*** Input rows
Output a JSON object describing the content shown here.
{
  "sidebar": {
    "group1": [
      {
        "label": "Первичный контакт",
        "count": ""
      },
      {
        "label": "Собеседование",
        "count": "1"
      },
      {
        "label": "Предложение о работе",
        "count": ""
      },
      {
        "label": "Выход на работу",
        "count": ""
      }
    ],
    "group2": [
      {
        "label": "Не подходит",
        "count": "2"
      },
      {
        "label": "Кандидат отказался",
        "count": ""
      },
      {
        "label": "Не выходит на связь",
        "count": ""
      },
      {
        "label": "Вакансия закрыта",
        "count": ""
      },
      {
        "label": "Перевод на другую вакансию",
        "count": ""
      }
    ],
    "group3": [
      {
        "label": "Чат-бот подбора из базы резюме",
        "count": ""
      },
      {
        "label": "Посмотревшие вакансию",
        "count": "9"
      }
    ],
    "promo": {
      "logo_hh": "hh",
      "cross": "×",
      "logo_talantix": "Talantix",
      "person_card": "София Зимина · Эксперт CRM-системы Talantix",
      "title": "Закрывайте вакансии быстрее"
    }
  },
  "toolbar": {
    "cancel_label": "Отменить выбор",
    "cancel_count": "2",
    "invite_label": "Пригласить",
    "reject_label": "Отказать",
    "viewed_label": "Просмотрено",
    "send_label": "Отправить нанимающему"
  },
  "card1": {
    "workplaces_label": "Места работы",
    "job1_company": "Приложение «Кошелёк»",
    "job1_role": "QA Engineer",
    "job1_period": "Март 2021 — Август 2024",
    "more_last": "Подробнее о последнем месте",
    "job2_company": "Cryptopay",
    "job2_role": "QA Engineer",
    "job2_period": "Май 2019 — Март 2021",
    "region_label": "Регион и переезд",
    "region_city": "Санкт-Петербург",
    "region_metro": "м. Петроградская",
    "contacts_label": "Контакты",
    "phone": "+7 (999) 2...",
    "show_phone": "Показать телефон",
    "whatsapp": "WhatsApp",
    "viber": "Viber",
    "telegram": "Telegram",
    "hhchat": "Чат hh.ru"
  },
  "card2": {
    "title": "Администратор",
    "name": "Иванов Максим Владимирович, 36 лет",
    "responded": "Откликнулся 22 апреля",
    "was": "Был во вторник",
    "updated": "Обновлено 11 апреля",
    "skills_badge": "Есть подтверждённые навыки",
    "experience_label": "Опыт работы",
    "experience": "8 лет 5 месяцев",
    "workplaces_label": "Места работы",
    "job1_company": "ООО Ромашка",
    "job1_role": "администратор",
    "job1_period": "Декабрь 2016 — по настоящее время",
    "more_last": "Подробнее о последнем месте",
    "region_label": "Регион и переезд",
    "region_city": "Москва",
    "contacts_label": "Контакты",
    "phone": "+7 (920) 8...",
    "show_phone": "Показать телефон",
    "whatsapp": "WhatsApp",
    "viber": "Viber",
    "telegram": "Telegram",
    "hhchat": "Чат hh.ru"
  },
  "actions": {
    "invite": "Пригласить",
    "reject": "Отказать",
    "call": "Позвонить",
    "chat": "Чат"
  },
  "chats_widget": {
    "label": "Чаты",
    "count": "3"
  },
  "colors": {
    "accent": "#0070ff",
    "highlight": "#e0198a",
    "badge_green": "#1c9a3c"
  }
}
******
* **The exercise**: Set down the listing in full, keeping every word exactly as it is.

* **Answer to the task**:
Output a JSON object describing the content shown here.
{
  "sidebar": {
    "group1": [
      {
        "label": "Первичный контакт",
        "count": ""
      },
      {
        "label": "Собеседование",
        "count": "1"
      },
      {
        "label": "Предложение о работе",
        "count": ""
      },
      {
        "label": "Выход на работу",
        "count": ""
      }
    ],
    "group2": [
      {
        "label": "Не подходит",
        "count": "2"
      },
      {
        "label": "Кандидат отказался",
        "count": ""
      },
      {
        "label": "Не выходит на связь",
        "count": ""
      },
      {
        "label": "Вакансия закрыта",
        "count": ""
      },
      {
        "label": "Перевод на другую вакансию",
        "count": ""
      }
    ],
    "group3": [
      {
        "label": "Чат-бот подбора из базы резюме",
        "count": ""
      },
      {
        "label": "Посмотревшие вакансию",
        "count": "9"
      }
    ],
    "promo": {
      "logo_hh": "hh",
      "cross": "×",
      "logo_talantix": "Talantix",
      "person_card": "София Зимина · Эксперт CRM-системы Talantix",
      "title": "Закрывайте вакансии быстрее"
    }
  },
  "toolbar": {
    "cancel_label": "Отменить выбор",
    "cancel_count": "2",
    "invite_label": "Пригласить",
    "reject_label": "Отказать",
    "viewed_label": "Просмотрено",
    "send_label": "Отправить нанимающему"
  },
  "card1": {
    "workplaces_label": "Места работы",
    "job1_company": "Приложение «Кошелёк»",
    "job1_role": "QA Engineer",
    "job1_period": "Март 2021 — Август 2024",
    "more_last": "Подробнее о последнем месте",
    "job2_company": "Cryptopay",
    "job2_role": "QA Engineer",
    "job2_period": "Май 2019 — Март 2021",
    "region_label": "Регион и переезд",
    "region_city": "Санкт-Петербург",
    "region_metro": "м. Петроградская",
    "contacts_label": "Контакты",
    "phone": "+7 (999) 2...",
    "show_phone": "Показать телефон",
    "whatsapp": "WhatsApp",
    "viber": "Viber",
    "telegram": "Telegram",
    "hhchat": "Чат hh.ru"
  },
  "card2": {
    "title": "Администратор",
    "name": "Иванов Максим Владимирович, 36 лет",
    "responded": "Откликнулся 22 апреля",
    "was": "Был во вторник",
    "updated": "Обновлено 11 апреля",
    "skills_badge": "Есть подтверждённые навыки",
    "experience_label": "Опыт работы",
    "experience": "8 лет 5 месяцев",
    "workplaces_label": "Места работы",
    "job1_company": "ООО Ромашка",
    "job1_role": "администратор",
    "job1_period": "Декабрь 2016 — по настоящее время",
    "more_last": "Подробнее о последнем месте",
    "region_label": "Регион и переезд",
    "region_city": "Москва",
    "contacts_label": "Контакты",
    "phone": "+7 (920) 8...",
    "show_phone": "Показать телефон",
    "whatsapp": "WhatsApp",
    "viber": "Viber",
    "telegram": "Telegram",
    "hhchat": "Чат hh.ru"
  },
  "actions": {
    "invite": "Пригласить",
    "reject": "Отказать",
    "call": "Позвонить",
    "chat": "Чат"
  },
  "chats_widget": {
    "label": "Чаты",
    "count": "3"
  },
  "colors": {
    "accent": "#0070ff",
    "highlight": "#e0198a",
    "badge_green": "#1c9a3c"
  }
}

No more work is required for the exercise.